> _Problem requirements_
Check each line of the listing below for the word "Examples" and say how many lines have it. Nothing else should be written.
_ _ _ _ _
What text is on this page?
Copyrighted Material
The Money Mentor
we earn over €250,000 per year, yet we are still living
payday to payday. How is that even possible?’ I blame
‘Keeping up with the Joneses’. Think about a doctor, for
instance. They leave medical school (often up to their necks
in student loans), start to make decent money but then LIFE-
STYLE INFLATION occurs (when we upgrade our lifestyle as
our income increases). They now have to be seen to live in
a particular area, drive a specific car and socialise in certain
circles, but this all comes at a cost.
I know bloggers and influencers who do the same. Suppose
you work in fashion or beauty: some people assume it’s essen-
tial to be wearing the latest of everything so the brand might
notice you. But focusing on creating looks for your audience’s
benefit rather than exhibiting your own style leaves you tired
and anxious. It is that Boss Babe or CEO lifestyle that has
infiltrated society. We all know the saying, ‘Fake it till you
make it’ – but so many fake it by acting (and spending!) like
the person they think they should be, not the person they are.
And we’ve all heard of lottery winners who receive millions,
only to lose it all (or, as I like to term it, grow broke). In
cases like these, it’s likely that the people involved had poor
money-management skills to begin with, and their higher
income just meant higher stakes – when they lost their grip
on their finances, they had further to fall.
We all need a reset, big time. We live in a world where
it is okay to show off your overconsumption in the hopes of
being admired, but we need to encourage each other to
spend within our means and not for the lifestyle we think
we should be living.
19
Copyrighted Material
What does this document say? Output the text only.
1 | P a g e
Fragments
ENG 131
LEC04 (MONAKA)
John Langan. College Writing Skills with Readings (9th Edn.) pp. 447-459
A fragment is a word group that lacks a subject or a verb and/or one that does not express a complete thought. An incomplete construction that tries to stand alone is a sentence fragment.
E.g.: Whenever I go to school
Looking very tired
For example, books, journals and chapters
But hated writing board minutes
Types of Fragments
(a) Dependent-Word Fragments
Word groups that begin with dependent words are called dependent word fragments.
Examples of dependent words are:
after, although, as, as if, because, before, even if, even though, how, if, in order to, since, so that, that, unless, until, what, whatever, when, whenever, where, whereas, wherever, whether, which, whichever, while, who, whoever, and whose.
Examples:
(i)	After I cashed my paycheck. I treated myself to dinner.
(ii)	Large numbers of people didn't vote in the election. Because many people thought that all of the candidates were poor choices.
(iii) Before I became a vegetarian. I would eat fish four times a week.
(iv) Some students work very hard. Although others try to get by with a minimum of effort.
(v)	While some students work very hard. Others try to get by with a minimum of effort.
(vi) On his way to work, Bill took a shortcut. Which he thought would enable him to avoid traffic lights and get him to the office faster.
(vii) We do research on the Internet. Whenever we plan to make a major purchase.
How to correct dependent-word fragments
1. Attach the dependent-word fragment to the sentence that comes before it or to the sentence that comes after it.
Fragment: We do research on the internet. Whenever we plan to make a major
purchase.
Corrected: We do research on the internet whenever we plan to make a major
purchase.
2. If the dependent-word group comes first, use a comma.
_ _ _ _ _
> _Solution_
2